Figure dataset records
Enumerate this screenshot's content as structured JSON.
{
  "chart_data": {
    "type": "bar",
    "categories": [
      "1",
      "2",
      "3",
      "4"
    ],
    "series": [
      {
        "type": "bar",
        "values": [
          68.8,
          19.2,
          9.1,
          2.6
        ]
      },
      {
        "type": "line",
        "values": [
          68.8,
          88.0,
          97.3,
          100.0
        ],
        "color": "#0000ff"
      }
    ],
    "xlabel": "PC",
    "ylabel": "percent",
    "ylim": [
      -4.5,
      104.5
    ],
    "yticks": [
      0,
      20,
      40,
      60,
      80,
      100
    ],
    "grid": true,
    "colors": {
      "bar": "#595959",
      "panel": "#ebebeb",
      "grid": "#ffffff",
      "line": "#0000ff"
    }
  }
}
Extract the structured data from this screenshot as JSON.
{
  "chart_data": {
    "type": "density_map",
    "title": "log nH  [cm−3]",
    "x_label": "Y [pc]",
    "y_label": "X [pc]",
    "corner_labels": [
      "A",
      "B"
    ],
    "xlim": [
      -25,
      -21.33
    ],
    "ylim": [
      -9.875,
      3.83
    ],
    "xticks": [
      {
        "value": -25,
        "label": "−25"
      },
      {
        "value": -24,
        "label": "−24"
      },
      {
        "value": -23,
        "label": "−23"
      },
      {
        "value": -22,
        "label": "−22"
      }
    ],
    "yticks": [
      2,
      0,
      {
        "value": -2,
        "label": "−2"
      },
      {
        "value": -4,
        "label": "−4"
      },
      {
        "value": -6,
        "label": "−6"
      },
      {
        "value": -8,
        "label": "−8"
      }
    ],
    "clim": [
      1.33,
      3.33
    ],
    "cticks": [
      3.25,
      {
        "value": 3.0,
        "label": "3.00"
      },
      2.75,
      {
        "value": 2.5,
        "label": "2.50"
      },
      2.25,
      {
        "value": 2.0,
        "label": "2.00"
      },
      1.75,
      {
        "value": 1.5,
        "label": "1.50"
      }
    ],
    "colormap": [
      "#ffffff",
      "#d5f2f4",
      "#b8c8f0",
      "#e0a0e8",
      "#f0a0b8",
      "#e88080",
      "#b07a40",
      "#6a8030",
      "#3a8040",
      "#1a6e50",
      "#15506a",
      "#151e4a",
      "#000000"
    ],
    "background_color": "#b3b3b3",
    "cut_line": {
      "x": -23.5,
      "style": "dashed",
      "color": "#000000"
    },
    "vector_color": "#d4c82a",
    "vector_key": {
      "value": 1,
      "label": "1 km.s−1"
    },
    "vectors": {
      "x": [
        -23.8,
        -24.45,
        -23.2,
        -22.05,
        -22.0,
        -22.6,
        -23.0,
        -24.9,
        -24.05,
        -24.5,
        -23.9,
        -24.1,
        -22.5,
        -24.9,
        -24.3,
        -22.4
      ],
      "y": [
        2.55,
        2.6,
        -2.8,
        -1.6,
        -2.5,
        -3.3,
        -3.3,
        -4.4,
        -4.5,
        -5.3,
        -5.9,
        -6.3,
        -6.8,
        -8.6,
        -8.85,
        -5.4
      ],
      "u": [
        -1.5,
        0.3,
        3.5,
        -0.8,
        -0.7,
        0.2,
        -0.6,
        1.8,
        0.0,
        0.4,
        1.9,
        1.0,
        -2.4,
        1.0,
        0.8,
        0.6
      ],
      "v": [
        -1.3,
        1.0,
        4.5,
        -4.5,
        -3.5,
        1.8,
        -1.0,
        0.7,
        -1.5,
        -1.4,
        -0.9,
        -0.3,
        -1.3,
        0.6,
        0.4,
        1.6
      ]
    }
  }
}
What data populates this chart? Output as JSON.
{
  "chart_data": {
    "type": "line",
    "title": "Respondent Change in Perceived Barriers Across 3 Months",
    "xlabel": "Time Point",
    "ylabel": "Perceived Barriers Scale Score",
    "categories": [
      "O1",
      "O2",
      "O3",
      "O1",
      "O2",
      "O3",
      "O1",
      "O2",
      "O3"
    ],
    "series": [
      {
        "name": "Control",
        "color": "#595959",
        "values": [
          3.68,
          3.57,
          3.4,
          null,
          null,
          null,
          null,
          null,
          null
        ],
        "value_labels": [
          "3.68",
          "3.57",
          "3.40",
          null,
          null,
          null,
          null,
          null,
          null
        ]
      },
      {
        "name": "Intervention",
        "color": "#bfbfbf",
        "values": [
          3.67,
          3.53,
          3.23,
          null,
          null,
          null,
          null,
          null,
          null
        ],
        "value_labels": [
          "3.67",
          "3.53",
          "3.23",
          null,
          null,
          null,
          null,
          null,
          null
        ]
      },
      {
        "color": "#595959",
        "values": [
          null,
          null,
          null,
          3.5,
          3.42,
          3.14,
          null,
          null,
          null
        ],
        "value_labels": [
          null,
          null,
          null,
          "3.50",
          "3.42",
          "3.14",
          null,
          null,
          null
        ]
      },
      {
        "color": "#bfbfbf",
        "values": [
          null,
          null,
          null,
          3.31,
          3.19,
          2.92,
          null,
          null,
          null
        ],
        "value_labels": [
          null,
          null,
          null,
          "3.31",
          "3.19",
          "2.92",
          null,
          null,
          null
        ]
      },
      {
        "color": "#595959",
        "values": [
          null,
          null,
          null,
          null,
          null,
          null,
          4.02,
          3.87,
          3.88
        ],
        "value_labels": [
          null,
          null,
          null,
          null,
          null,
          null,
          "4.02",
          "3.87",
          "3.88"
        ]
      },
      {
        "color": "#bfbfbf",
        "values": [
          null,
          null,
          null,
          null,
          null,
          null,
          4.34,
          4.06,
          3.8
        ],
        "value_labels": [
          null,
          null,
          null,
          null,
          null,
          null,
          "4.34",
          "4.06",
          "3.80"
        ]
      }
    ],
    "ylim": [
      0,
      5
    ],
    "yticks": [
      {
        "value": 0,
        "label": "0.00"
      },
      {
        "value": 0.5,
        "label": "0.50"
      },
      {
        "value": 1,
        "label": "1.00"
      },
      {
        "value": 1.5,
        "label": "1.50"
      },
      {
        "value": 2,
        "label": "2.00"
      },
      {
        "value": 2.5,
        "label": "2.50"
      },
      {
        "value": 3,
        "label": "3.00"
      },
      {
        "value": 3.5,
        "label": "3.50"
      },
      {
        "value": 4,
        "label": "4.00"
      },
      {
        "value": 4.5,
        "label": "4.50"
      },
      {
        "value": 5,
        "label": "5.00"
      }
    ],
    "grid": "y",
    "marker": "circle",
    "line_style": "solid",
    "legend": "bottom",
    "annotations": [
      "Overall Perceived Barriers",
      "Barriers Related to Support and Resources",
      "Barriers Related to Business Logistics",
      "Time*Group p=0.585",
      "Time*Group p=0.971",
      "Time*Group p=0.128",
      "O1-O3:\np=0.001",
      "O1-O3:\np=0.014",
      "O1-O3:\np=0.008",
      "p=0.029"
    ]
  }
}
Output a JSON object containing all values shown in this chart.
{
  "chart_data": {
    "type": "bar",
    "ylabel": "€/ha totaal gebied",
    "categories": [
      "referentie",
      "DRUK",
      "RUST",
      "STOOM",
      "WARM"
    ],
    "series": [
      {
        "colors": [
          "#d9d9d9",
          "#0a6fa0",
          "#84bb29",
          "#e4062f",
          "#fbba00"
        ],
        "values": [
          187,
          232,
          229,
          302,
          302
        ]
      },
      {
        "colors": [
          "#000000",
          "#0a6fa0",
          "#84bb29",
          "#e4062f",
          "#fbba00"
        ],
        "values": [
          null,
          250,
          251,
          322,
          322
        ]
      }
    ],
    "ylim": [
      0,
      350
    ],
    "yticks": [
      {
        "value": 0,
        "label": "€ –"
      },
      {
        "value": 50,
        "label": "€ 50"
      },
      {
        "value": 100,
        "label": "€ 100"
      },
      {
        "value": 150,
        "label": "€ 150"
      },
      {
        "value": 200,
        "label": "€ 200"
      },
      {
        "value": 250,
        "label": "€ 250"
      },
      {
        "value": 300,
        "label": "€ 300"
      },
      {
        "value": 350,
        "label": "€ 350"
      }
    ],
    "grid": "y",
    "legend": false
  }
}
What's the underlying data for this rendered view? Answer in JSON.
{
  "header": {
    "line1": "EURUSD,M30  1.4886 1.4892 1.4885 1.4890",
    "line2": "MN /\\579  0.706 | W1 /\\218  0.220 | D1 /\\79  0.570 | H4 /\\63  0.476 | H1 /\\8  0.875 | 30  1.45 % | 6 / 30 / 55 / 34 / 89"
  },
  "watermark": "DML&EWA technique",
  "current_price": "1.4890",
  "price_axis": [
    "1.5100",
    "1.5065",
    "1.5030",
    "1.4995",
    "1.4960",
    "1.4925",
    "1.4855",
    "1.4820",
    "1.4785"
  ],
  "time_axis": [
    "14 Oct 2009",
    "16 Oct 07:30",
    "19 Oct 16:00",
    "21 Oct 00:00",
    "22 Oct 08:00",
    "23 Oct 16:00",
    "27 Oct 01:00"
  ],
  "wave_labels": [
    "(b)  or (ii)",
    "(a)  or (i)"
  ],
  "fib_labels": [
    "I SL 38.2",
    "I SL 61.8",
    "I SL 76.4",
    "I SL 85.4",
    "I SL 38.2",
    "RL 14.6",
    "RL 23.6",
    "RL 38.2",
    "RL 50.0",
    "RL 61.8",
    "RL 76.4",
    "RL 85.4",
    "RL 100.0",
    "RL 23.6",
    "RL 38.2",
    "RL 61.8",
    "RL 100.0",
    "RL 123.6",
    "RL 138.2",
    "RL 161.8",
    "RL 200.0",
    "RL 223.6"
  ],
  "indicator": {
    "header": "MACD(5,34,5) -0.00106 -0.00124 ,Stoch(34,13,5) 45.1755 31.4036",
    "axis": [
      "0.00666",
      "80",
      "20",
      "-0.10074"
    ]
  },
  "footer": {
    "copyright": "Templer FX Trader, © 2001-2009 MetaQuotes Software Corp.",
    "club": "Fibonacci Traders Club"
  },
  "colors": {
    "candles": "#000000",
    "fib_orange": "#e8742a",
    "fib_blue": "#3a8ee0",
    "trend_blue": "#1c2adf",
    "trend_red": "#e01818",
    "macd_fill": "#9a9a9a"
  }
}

SET TASK
Gather each line from the entries above that includes the word "What".

EXERCISE RESPONSE
What data populates this chart? Output as JSON.
What's the underlying data for this rendered view? Answer in JSON.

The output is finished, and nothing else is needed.